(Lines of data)
** Start **

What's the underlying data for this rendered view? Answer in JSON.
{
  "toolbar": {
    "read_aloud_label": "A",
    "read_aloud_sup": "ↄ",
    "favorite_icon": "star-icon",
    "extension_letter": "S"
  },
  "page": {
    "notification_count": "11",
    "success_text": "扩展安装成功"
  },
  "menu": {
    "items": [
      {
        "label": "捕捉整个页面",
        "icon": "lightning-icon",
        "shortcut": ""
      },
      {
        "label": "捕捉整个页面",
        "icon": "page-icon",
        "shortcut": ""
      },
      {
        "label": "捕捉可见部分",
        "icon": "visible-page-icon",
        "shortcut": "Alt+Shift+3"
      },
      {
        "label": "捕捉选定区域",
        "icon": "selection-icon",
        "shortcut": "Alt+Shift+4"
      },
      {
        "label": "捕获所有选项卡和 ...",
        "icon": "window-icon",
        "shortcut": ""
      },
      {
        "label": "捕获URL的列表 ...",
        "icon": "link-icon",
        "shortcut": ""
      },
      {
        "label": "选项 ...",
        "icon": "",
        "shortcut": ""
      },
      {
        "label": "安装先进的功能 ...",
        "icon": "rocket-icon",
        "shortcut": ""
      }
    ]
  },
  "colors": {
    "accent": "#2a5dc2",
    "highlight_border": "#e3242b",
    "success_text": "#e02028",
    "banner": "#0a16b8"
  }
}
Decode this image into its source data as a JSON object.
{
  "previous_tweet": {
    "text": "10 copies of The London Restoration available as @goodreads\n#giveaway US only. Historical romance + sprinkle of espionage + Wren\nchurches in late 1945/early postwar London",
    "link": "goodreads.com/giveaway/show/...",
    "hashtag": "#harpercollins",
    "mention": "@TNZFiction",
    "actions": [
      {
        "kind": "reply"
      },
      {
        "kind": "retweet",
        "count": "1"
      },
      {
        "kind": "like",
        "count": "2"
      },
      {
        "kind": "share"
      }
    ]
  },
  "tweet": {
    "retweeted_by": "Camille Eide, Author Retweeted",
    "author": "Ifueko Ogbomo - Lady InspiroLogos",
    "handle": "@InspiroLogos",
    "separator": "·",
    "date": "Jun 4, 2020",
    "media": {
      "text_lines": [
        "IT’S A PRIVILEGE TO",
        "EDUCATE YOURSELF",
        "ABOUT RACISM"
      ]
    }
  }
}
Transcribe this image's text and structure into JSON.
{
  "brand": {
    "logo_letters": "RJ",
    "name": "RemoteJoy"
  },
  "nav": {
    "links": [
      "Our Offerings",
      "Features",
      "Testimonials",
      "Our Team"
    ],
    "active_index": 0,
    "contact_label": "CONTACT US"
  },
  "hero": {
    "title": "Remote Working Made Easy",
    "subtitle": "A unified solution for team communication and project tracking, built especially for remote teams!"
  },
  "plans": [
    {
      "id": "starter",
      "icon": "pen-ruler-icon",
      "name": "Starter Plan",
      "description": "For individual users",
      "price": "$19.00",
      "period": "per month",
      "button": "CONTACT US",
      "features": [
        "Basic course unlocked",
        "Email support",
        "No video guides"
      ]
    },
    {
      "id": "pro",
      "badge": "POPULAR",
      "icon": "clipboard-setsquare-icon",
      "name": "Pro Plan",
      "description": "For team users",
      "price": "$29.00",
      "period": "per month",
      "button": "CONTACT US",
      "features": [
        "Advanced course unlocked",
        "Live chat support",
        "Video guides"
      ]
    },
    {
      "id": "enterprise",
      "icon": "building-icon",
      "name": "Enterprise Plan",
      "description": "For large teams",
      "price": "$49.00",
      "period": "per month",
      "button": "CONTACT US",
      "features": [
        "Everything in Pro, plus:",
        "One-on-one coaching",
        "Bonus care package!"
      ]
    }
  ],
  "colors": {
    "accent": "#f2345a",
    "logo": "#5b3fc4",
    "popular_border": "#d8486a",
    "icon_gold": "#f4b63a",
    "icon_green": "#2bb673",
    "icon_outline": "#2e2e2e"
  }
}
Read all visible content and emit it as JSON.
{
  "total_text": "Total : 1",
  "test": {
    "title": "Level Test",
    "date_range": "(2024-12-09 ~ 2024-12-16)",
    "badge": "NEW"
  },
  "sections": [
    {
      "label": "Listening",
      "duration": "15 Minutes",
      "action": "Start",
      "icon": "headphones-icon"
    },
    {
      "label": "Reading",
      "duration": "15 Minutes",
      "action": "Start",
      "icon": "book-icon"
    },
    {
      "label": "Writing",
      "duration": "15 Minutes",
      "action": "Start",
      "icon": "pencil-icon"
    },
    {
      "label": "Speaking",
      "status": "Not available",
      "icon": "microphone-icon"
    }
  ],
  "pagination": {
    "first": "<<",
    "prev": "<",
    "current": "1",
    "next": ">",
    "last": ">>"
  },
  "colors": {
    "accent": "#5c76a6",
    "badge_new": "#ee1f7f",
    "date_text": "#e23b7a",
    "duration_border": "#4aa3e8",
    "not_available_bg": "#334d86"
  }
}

** End **

Return the entries above exactly as they appear.

What's the underlying data for this rendered view? Answer in JSON.
{
  "toolbar": {
    "read_aloud_label": "A",
    "read_aloud_sup": "ↄ",
    "favorite_icon": "star-icon",
    "extension_letter": "S"
  },
  "page": {
    "notification_count": "11",
    "success_text": "扩展安装成功"
  },
  "menu": {
    "items": [
      {
        "label": "捕捉整个页面",
        "icon": "lightning-icon",
        "shortcut": ""
      },
      {
        "label": "捕捉整个页面",
        "icon": "page-icon",
        "shortcut": ""
      },
      {
        "label": "捕捉可见部分",
        "icon": "visible-page-icon",
        "shortcut": "Alt+Shift+3"
      },
      {
        "label": "捕捉选定区域",
        "icon": "selection-icon",
        "shortcut": "Alt+Shift+4"
      },
      {
        "label": "捕获所有选项卡和 ...",
        "icon": "window-icon",
        "shortcut": ""
      },
      {
        "label": "捕获URL的列表 ...",
        "icon": "link-icon",
        "shortcut": ""
      },
      {
        "label": "选项 ...",
        "icon": "",
        "shortcut": ""
      },
      {
        "label": "安装先进的功能 ...",
        "icon": "rocket-icon",
        "shortcut": ""
      }
    ]
  },
  "colors": {
    "accent": "#2a5dc2",
    "highlight_border": "#e3242b",
    "success_text": "#e02028",
    "banner": "#0a16b8"
  }
}
Decode this image into its source data as a JSON object.
{
  "previous_tweet": {
    "text": "10 copies of The London Restoration available as @goodreads\n#giveaway US only. Historical romance + sprinkle of espionage + Wren\nchurches in late 1945/early postwar London",
    "link": "goodreads.com/giveaway/show/...",
    "hashtag": "#harpercollins",
    "mention": "@TNZFiction",
    "actions": [
      {
        "kind": "reply"
      },
      {
        "kind": "retweet",
        "count": "1"
      },
      {
        "kind": "like",
        "count": "2"
      },
      {
        "kind": "share"
      }
    ]
  },
  "tweet": {
    "retweeted_by": "Camille Eide, Author Retweeted",
    "author": "Ifueko Ogbomo - Lady InspiroLogos",
    "handle": "@InspiroLogos",
    "separator": "·",
    "date": "Jun 4, 2020",
    "media": {
      "text_lines": [
        "IT’S A PRIVILEGE TO",
        "EDUCATE YOURSELF",
        "ABOUT RACISM"
      ]
    }
  }
}
Transcribe this image's text and structure into JSON.
{
  "brand": {
    "logo_letters": "RJ",
    "name": "RemoteJoy"
  },
  "nav": {
    "links": [
      "Our Offerings",
      "Features",
      "Testimonials",
      "Our Team"
    ],
    "active_index": 0,
    "contact_label": "CONTACT US"
  },
  "hero": {
    "title": "Remote Working Made Easy",
    "subtitle": "A unified solution for team communication and project tracking, built especially for remote teams!"
  },
  "plans": [
    {
      "id": "starter",
      "icon": "pen-ruler-icon",
      "name": "Starter Plan",
      "description": "For individual users",
      "price": "$19.00",
      "period": "per month",
      "button": "CONTACT US",
      "features": [
        "Basic course unlocked",
        "Email support",
        "No video guides"
      ]
    },
    {
      "id": "pro",
      "badge": "POPULAR",
      "icon": "clipboard-setsquare-icon",
      "name": "Pro Plan",
      "description": "For team users",
      "price": "$29.00",
      "period": "per month",
      "button": "CONTACT US",
      "features": [
        "Advanced course unlocked",
        "Live chat support",
        "Video guides"
      ]
    },
    {
      "id": "enterprise",
      "icon": "building-icon",
      "name": "Enterprise Plan",
      "description": "For large teams",
      "price": "$49.00",
      "period": "per month",
      "button": "CONTACT US",
      "features": [
        "Everything in Pro, plus:",
        "One-on-one coaching",
        "Bonus care package!"
      ]
    }
  ],
  "colors": {
    "accent": "#f2345a",
    "logo": "#5b3fc4",
    "popular_border": "#d8486a",
    "icon_gold": "#f4b63a",
    "icon_green": "#2bb673",
    "icon_outline": "#2e2e2e"
  }
}
Read all visible content and emit it as JSON.
{
  "total_text": "Total : 1",
  "test": {
    "title": "Level Test",
    "date_range": "(2024-12-09 ~ 2024-12-16)",
    "badge": "NEW"
  },
  "sections": [
    {
      "label": "Listening",
      "duration": "15 Minutes",
      "action": "Start",
      "icon": "headphones-icon"
    },
    {
      "label": "Reading",
      "duration": "15 Minutes",
      "action": "Start",
      "icon": "book-icon"
    },
    {
      "label": "Writing",
      "duration": "15 Minutes",
      "action": "Start",
      "icon": "pencil-icon"
    },
    {
      "label": "Speaking",
      "status": "Not available",
      "icon": "microphone-icon"
    }
  ],
  "pagination": {
    "first": "<<",
    "prev": "<",
    "current": "1",
    "next": ">",
    "last": ">>"
  },
  "colors": {
    "accent": "#5c76a6",
    "badge_new": "#ee1f7f",
    "date_text": "#e23b7a",
    "duration_border": "#4aa3e8",
    "not_available_bg": "#334d86"
  }
}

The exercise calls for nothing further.